The input:
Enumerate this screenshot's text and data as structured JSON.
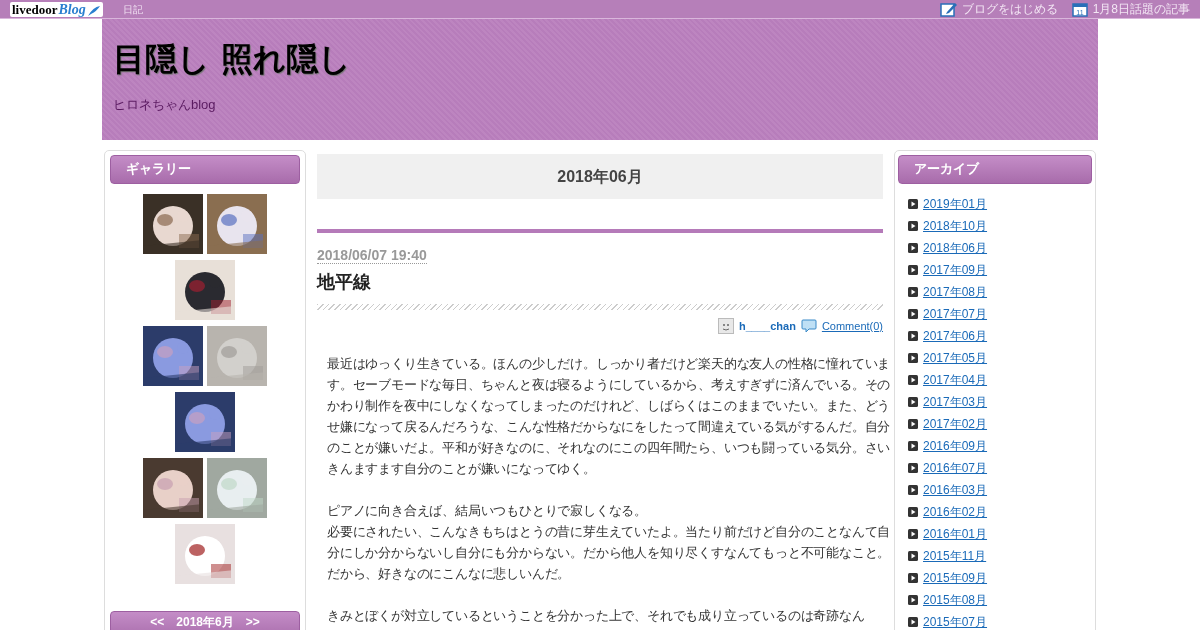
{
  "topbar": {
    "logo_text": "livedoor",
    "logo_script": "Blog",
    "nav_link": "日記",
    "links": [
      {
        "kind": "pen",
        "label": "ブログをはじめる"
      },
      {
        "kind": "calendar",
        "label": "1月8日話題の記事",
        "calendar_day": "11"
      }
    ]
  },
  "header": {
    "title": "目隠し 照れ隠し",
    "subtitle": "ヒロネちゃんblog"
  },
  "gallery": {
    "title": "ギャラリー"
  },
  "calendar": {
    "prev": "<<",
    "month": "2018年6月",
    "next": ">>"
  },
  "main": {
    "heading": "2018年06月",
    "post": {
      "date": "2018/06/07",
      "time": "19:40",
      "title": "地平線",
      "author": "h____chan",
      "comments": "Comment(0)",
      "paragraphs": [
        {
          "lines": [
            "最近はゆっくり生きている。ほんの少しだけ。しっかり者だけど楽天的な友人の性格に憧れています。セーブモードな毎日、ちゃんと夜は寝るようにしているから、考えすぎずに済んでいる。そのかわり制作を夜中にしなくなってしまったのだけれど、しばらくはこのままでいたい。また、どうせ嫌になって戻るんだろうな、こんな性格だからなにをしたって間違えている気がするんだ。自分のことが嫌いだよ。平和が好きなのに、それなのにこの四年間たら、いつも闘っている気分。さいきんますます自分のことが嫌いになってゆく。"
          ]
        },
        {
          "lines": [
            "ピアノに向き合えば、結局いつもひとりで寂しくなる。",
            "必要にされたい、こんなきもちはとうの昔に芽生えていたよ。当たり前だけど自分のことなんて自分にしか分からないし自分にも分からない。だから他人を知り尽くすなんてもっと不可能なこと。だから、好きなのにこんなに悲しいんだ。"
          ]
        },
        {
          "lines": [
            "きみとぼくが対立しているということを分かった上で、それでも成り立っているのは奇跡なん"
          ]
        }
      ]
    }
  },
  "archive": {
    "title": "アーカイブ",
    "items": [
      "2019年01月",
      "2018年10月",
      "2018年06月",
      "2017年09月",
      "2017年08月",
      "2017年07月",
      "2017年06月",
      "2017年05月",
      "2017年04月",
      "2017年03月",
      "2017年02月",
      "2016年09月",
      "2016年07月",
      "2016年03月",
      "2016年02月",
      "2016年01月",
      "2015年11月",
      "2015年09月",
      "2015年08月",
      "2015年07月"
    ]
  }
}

Task objective:
Repeat the listing in full and exactly. Do not include any images.

Written answer:
Enumerate this screenshot's text and data as structured JSON.
{
  "topbar": {
    "logo_text": "livedoor",
    "logo_script": "Blog",
    "nav_link": "日記",
    "links": [
      {
        "kind": "pen",
        "label": "ブログをはじめる"
      },
      {
        "kind": "calendar",
        "label": "1月8日話題の記事",
        "calendar_day": "11"
      }
    ]
  },
  "header": {
    "title": "目隠し 照れ隠し",
    "subtitle": "ヒロネちゃんblog"
  },
  "gallery": {
    "title": "ギャラリー"
  },
  "calendar": {
    "prev": "<<",
    "month": "2018年6月",
    "next": ">>"
  },
  "main": {
    "heading": "2018年06月",
    "post": {
      "date": "2018/06/07",
      "time": "19:40",
      "title": "地平線",
      "author": "h____chan",
      "comments": "Comment(0)",
      "paragraphs": [
        {
          "lines": [
            "最近はゆっくり生きている。ほんの少しだけ。しっかり者だけど楽天的な友人の性格に憧れています。セーブモードな毎日、ちゃんと夜は寝るようにしているから、考えすぎずに済んでいる。そのかわり制作を夜中にしなくなってしまったのだけれど、しばらくはこのままでいたい。また、どうせ嫌になって戻るんだろうな、こんな性格だからなにをしたって間違えている気がするんだ。自分のことが嫌いだよ。平和が好きなのに、それなのにこの四年間たら、いつも闘っている気分。さいきんますます自分のことが嫌いになってゆく。"
          ]
        },
        {
          "lines": [
            "ピアノに向き合えば、結局いつもひとりで寂しくなる。",
            "必要にされたい、こんなきもちはとうの昔に芽生えていたよ。当たり前だけど自分のことなんて自分にしか分からないし自分にも分からない。だから他人を知り尽くすなんてもっと不可能なこと。だから、好きなのにこんなに悲しいんだ。"
          ]
        },
        {
          "lines": [
            "きみとぼくが対立しているということを分かった上で、それでも成り立っているのは奇跡なん"
          ]
        }
      ]
    }
  },
  "archive": {
    "title": "アーカイブ",
    "items": [
      "2019年01月",
      "2018年10月",
      "2018年06月",
      "2017年09月",
      "2017年08月",
      "2017年07月",
      "2017年06月",
      "2017年05月",
      "2017年04月",
      "2017年03月",
      "2017年02月",
      "2016年09月",
      "2016年07月",
      "2016年03月",
      "2016年02月",
      "2016年01月",
      "2015年11月",
      "2015年09月",
      "2015年08月",
      "2015年07月"
    ]
  }
}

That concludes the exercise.